• Goal:
Return the lines below that carry the word "الجزم".

Data records:
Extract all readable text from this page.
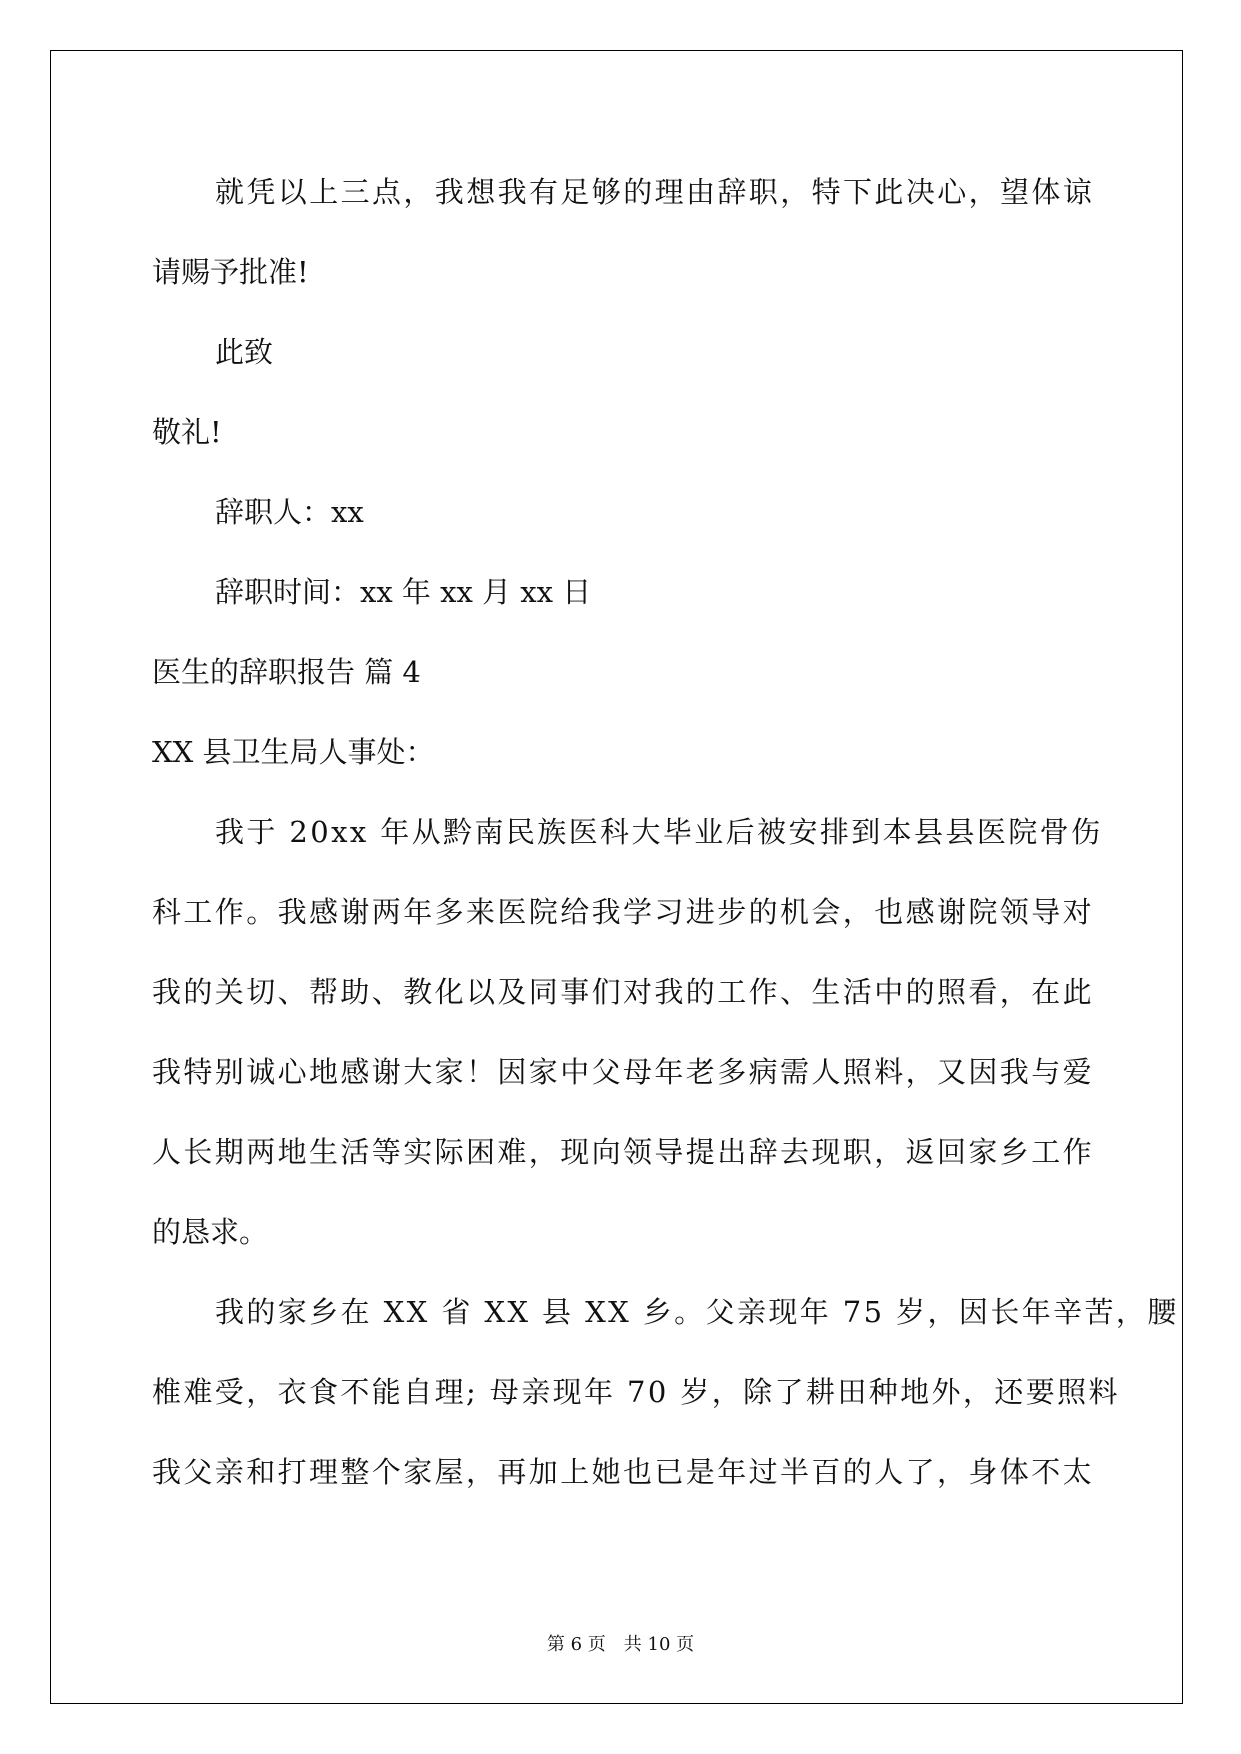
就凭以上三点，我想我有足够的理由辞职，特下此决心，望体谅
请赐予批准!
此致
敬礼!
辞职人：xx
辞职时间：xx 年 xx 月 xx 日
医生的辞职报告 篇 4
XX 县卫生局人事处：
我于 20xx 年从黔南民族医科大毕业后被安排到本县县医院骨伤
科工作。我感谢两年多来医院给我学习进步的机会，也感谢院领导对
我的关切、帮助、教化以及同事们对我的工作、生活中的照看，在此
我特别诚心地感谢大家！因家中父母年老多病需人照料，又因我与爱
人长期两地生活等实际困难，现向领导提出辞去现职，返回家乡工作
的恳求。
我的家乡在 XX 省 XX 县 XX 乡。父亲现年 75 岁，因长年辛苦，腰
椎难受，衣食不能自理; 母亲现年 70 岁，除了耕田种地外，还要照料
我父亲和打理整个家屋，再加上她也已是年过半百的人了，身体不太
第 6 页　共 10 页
--
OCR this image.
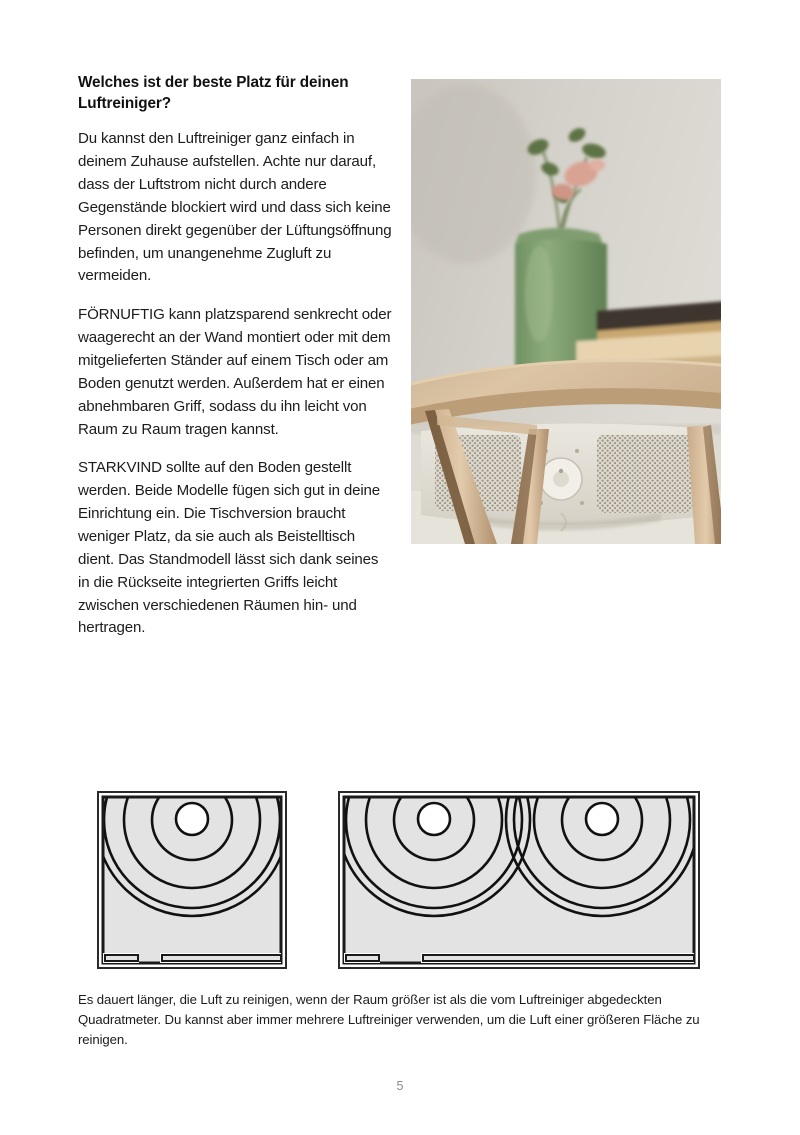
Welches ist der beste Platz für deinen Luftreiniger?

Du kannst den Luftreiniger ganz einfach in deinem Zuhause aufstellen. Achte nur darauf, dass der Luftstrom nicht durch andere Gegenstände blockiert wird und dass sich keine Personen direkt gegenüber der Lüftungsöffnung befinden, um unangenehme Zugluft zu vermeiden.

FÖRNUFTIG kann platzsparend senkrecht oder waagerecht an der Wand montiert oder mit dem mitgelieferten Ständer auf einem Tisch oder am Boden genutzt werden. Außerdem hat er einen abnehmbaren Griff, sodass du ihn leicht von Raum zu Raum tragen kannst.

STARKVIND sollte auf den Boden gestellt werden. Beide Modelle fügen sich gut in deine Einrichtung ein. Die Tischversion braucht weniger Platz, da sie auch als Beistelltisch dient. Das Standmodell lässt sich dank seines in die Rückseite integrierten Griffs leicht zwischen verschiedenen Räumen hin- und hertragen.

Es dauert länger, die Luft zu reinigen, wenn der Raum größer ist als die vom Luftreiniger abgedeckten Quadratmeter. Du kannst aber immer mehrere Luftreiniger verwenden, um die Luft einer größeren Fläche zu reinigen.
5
--
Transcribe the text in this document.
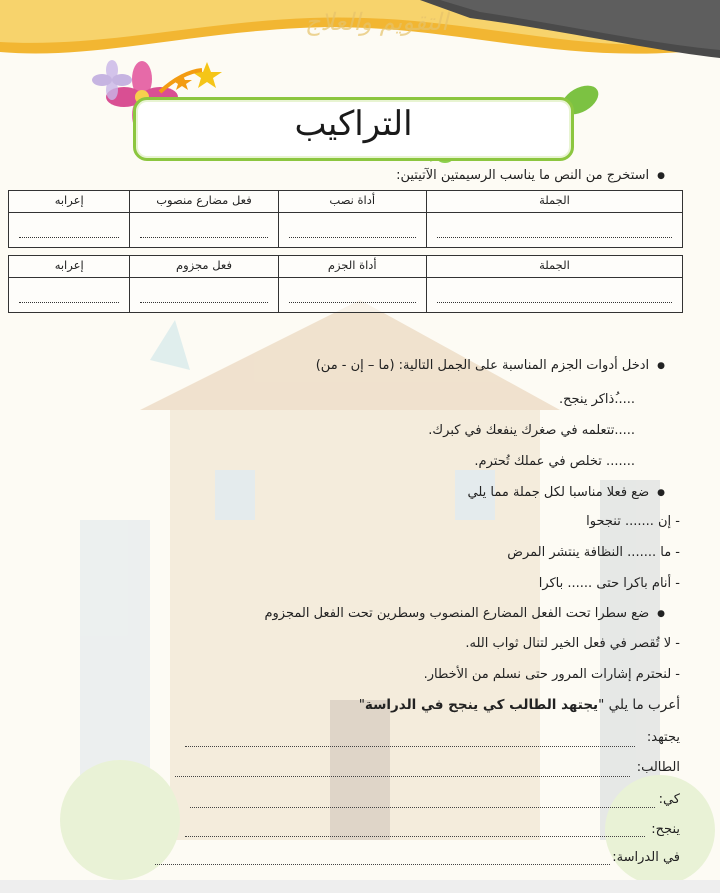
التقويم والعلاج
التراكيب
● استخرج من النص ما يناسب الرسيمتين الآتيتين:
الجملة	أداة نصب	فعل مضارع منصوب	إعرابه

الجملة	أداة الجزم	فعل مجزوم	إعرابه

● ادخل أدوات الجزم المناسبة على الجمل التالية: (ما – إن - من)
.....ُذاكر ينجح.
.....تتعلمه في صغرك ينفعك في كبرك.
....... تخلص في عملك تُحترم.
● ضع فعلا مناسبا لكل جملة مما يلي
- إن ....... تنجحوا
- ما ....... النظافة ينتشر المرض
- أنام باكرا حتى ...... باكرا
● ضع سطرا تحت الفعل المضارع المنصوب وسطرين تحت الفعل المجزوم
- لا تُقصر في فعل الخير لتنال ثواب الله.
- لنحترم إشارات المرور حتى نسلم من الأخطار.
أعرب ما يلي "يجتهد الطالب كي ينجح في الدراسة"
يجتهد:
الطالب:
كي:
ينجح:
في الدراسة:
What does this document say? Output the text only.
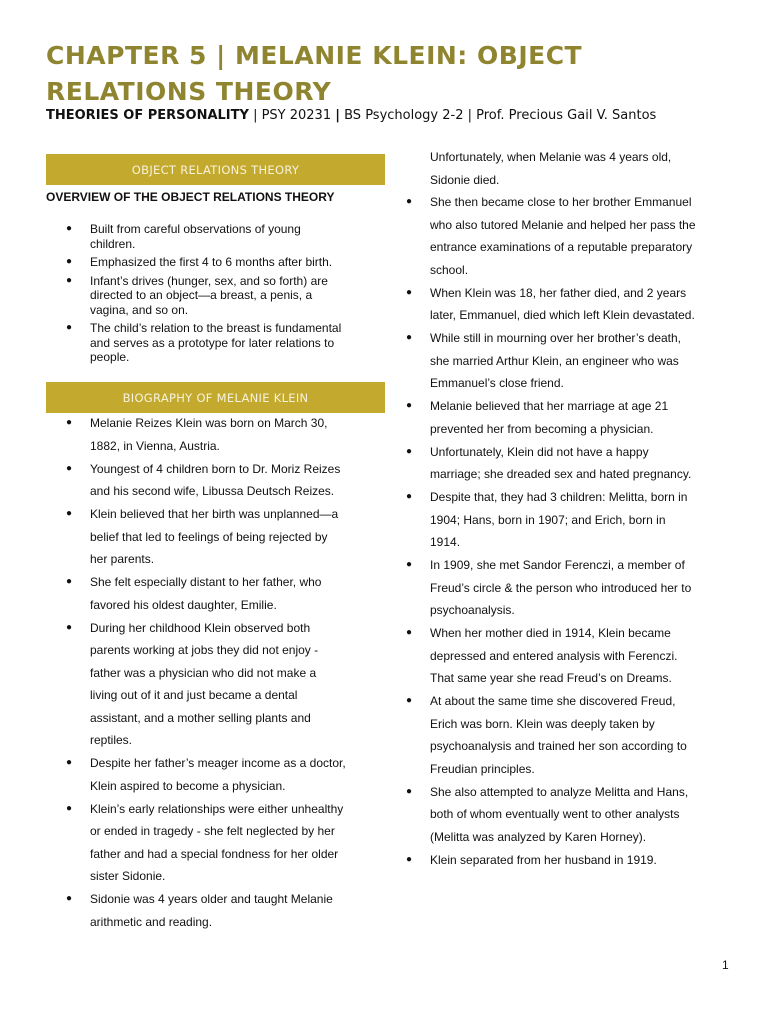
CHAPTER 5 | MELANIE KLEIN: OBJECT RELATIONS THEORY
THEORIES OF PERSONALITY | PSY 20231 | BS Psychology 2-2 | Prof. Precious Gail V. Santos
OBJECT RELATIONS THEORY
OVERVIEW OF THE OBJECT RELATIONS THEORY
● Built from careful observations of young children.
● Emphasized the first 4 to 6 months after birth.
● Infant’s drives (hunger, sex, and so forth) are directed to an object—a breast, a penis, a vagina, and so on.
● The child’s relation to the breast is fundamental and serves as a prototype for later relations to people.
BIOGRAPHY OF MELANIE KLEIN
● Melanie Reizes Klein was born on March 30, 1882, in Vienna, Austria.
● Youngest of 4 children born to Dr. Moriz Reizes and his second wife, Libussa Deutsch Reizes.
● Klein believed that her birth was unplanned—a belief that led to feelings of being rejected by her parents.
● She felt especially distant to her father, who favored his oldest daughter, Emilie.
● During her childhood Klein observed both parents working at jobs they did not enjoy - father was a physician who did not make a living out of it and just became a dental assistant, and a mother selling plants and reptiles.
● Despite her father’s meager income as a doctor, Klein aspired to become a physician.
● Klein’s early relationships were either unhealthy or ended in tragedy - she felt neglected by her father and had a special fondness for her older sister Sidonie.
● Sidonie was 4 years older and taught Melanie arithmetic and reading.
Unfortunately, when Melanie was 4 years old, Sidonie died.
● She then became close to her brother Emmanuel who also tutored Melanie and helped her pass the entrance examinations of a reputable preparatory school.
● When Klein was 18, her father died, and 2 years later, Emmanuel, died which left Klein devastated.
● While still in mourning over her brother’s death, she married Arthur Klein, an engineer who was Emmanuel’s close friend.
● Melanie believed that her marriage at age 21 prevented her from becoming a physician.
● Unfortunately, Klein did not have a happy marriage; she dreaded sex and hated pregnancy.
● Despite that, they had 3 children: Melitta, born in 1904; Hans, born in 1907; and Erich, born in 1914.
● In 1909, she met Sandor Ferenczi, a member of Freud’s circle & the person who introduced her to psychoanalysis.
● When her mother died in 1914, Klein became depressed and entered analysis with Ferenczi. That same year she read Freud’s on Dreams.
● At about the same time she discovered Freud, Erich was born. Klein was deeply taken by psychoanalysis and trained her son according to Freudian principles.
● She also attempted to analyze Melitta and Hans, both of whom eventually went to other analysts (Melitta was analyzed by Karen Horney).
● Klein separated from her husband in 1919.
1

• Task solution:
الجملة	أداة الجزم	فعل مجزوم	إعرابه
● ادخل أدوات الجزم المناسبة على الجمل التالية: (ما – إن - من)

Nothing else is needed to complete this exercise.